— Start RECORDS FOR THE TASK —

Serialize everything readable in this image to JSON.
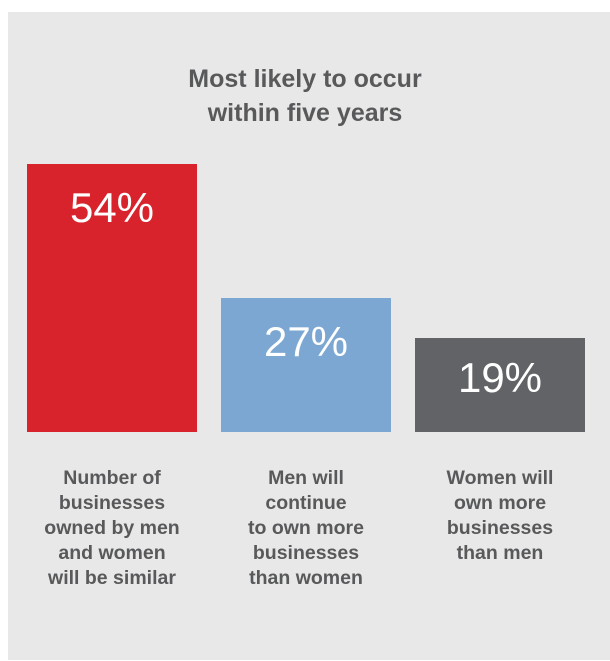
{
  "chart_data": {
    "type": "bar",
    "title_lines": [
      "Most likely to occur",
      "within five years"
    ],
    "categories": [
      "Number of\nbusinesses\nowned by men\nand women\nwill be similar",
      "Men will\ncontinue\nto own more\nbusinesses\nthan women",
      "Women will\nown more\nbusinesses\nthan men"
    ],
    "values": [
      54,
      27,
      19
    ],
    "value_labels": [
      "54%",
      "27%",
      "19%"
    ],
    "colors": [
      "#d8232d",
      "#7ba7d2",
      "#626366"
    ],
    "ylim": [
      0,
      54
    ],
    "grid": false,
    "legend": "none"
  }
}
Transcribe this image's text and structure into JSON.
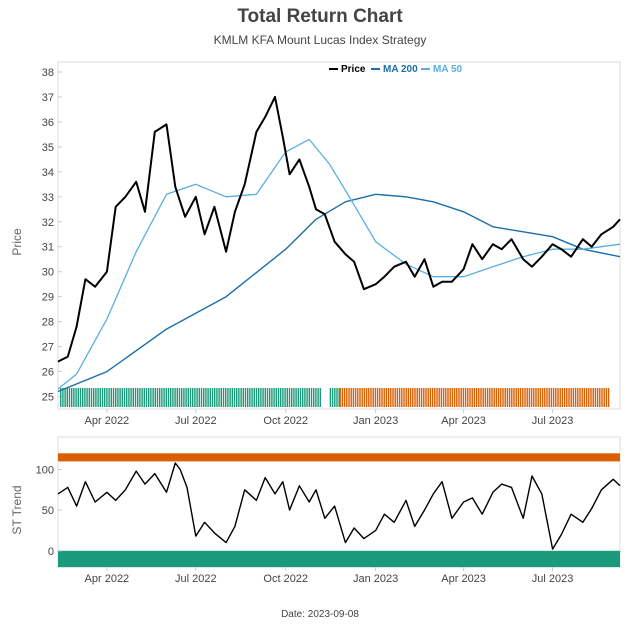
{
  "title": "Total Return Chart",
  "subtitle": "KMLM KFA Mount Lucas Index Strategy",
  "footer": "Date: 2023-09-08",
  "colors": {
    "price": "#000000",
    "ma200": "#1a6fa8",
    "ma50": "#5aaee0",
    "bull": "#1a9a7a",
    "bear": "#d95f02",
    "text": "#444444"
  },
  "chart_data": [
    {
      "type": "line",
      "ylabel": "Price",
      "ylim": [
        24.5,
        38.4
      ],
      "yticks": [
        25,
        26,
        27,
        28,
        29,
        30,
        31,
        32,
        33,
        34,
        35,
        36,
        37,
        38
      ],
      "xlim": [
        "2022-02-10",
        "2023-09-08"
      ],
      "xticks": [
        {
          "date": "2022-04-01",
          "label": "Apr 2022"
        },
        {
          "date": "2022-07-01",
          "label": "Jul 2022"
        },
        {
          "date": "2022-10-01",
          "label": "Oct 2022"
        },
        {
          "date": "2023-01-01",
          "label": "Jan 2023"
        },
        {
          "date": "2023-04-01",
          "label": "Apr 2023"
        },
        {
          "date": "2023-07-01",
          "label": "Jul 2023"
        }
      ],
      "legend_position": "top-right",
      "series": [
        {
          "name": "Price",
          "x": [
            "2022-02-10",
            "2022-02-20",
            "2022-03-01",
            "2022-03-10",
            "2022-03-20",
            "2022-04-01",
            "2022-04-10",
            "2022-04-20",
            "2022-05-01",
            "2022-05-10",
            "2022-05-20",
            "2022-06-01",
            "2022-06-10",
            "2022-06-20",
            "2022-07-01",
            "2022-07-10",
            "2022-07-20",
            "2022-08-01",
            "2022-08-10",
            "2022-08-20",
            "2022-09-01",
            "2022-09-10",
            "2022-09-20",
            "2022-09-28",
            "2022-10-05",
            "2022-10-15",
            "2022-10-25",
            "2022-11-01",
            "2022-11-10",
            "2022-11-20",
            "2022-12-01",
            "2022-12-10",
            "2022-12-20",
            "2023-01-01",
            "2023-01-10",
            "2023-01-20",
            "2023-02-01",
            "2023-02-10",
            "2023-02-20",
            "2023-03-01",
            "2023-03-10",
            "2023-03-20",
            "2023-04-01",
            "2023-04-10",
            "2023-04-20",
            "2023-05-01",
            "2023-05-10",
            "2023-05-20",
            "2023-06-01",
            "2023-06-10",
            "2023-06-20",
            "2023-07-01",
            "2023-07-10",
            "2023-07-20",
            "2023-08-01",
            "2023-08-10",
            "2023-08-20",
            "2023-09-01",
            "2023-09-08"
          ],
          "values": [
            26.4,
            26.6,
            27.8,
            29.7,
            29.4,
            30.0,
            32.6,
            33.0,
            33.6,
            32.4,
            35.6,
            35.9,
            33.4,
            32.2,
            33.0,
            31.5,
            32.6,
            30.8,
            32.4,
            33.5,
            35.6,
            36.2,
            37.0,
            35.4,
            33.9,
            34.5,
            33.4,
            32.5,
            32.3,
            31.2,
            30.7,
            30.4,
            29.3,
            29.5,
            29.8,
            30.2,
            30.4,
            29.8,
            30.5,
            29.4,
            29.6,
            29.6,
            30.1,
            31.1,
            30.5,
            31.1,
            30.9,
            31.3,
            30.5,
            30.2,
            30.6,
            31.1,
            30.9,
            30.6,
            31.3,
            31.0,
            31.5,
            31.8,
            32.1
          ]
        },
        {
          "name": "MA 200",
          "x": [
            "2022-02-10",
            "2022-04-01",
            "2022-06-01",
            "2022-08-01",
            "2022-10-01",
            "2022-11-01",
            "2022-12-01",
            "2023-01-01",
            "2023-02-01",
            "2023-03-01",
            "2023-04-01",
            "2023-05-01",
            "2023-06-01",
            "2023-07-01",
            "2023-08-01",
            "2023-09-08"
          ],
          "values": [
            25.2,
            26.0,
            27.7,
            29.0,
            30.9,
            32.1,
            32.8,
            33.1,
            33.0,
            32.8,
            32.4,
            31.8,
            31.6,
            31.4,
            30.9,
            30.6
          ]
        },
        {
          "name": "MA 50",
          "x": [
            "2022-02-10",
            "2022-03-01",
            "2022-04-01",
            "2022-05-01",
            "2022-06-01",
            "2022-07-01",
            "2022-08-01",
            "2022-09-01",
            "2022-10-01",
            "2022-10-25",
            "2022-11-15",
            "2022-12-05",
            "2023-01-01",
            "2023-02-01",
            "2023-03-01",
            "2023-04-01",
            "2023-05-01",
            "2023-06-01",
            "2023-07-01",
            "2023-08-01",
            "2023-09-08"
          ],
          "values": [
            25.3,
            25.9,
            28.1,
            30.8,
            33.1,
            33.5,
            33.0,
            33.1,
            34.8,
            35.3,
            34.3,
            33.0,
            31.2,
            30.3,
            29.8,
            29.8,
            30.2,
            30.6,
            30.9,
            30.9,
            31.1
          ]
        }
      ],
      "regimes": [
        {
          "start": "2022-02-12",
          "end": "2022-11-06",
          "state": "bull"
        },
        {
          "start": "2022-11-06",
          "end": "2022-11-15",
          "state": "none"
        },
        {
          "start": "2022-11-15",
          "end": "2022-11-25",
          "state": "bull"
        },
        {
          "start": "2022-11-25",
          "end": "2023-08-28",
          "state": "bear"
        }
      ]
    },
    {
      "type": "line",
      "ylabel": "ST Trend",
      "ylim": [
        -20,
        140
      ],
      "yticks": [
        0,
        50,
        100
      ],
      "xlim": [
        "2022-02-10",
        "2023-09-08"
      ],
      "bands": [
        {
          "range": [
            110,
            120
          ],
          "state": "bear"
        },
        {
          "range": [
            -20,
            0
          ],
          "state": "bull"
        }
      ],
      "series": [
        {
          "x": [
            "2022-02-10",
            "2022-02-20",
            "2022-03-01",
            "2022-03-10",
            "2022-03-20",
            "2022-04-01",
            "2022-04-10",
            "2022-04-20",
            "2022-05-01",
            "2022-05-10",
            "2022-05-20",
            "2022-06-01",
            "2022-06-10",
            "2022-06-15",
            "2022-06-22",
            "2022-07-01",
            "2022-07-10",
            "2022-07-20",
            "2022-08-01",
            "2022-08-10",
            "2022-08-20",
            "2022-09-01",
            "2022-09-10",
            "2022-09-20",
            "2022-09-28",
            "2022-10-05",
            "2022-10-15",
            "2022-10-25",
            "2022-11-01",
            "2022-11-10",
            "2022-11-20",
            "2022-12-01",
            "2022-12-10",
            "2022-12-20",
            "2023-01-01",
            "2023-01-10",
            "2023-01-20",
            "2023-02-01",
            "2023-02-10",
            "2023-02-20",
            "2023-03-01",
            "2023-03-10",
            "2023-03-20",
            "2023-04-01",
            "2023-04-10",
            "2023-04-20",
            "2023-05-01",
            "2023-05-10",
            "2023-05-20",
            "2023-06-01",
            "2023-06-10",
            "2023-06-20",
            "2023-07-01",
            "2023-07-10",
            "2023-07-20",
            "2023-08-01",
            "2023-08-10",
            "2023-08-20",
            "2023-09-01",
            "2023-09-08"
          ],
          "values": [
            70,
            78,
            55,
            85,
            60,
            72,
            62,
            75,
            98,
            82,
            95,
            72,
            108,
            100,
            78,
            18,
            35,
            22,
            10,
            30,
            75,
            62,
            90,
            70,
            85,
            50,
            80,
            60,
            75,
            40,
            55,
            10,
            28,
            15,
            25,
            45,
            35,
            62,
            30,
            50,
            70,
            85,
            40,
            60,
            65,
            45,
            72,
            82,
            78,
            40,
            92,
            70,
            2,
            20,
            45,
            35,
            52,
            75,
            88,
            80
          ]
        }
      ]
    }
  ]
}
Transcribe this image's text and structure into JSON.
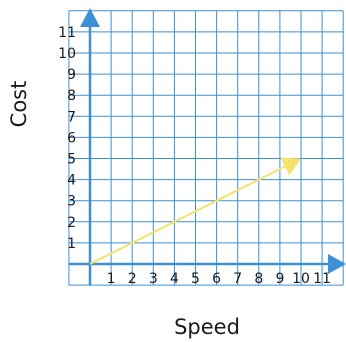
{
  "chart_data": {
    "type": "line",
    "title": "",
    "xlabel": "Speed",
    "ylabel": "Cost",
    "xlim": [
      -1,
      12
    ],
    "ylim": [
      -1,
      12
    ],
    "x_ticks": [
      1,
      2,
      3,
      4,
      5,
      6,
      7,
      8,
      9,
      10,
      11
    ],
    "y_ticks": [
      1,
      2,
      3,
      4,
      5,
      6,
      7,
      8,
      9,
      10,
      11
    ],
    "grid": true,
    "arrow": {
      "from": [
        0,
        0
      ],
      "to": [
        10,
        5
      ]
    },
    "colors": {
      "grid": "#3d8fd6",
      "axis": "#3d8fd6",
      "arrow": "#f5e26a",
      "text": "#1a1a1a"
    }
  }
}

— End RECORDS FOR THE TASK —

WHAT YOU SHOULD DO –
Out of the material above, select every line that holds the string "text".

EXPECTED ANSWER –
Transcribe this image's text and structure into JSON.
    "text": "#444444"
Transcribe this image's text and structure into JSON.
      "text": "#1a1a1a"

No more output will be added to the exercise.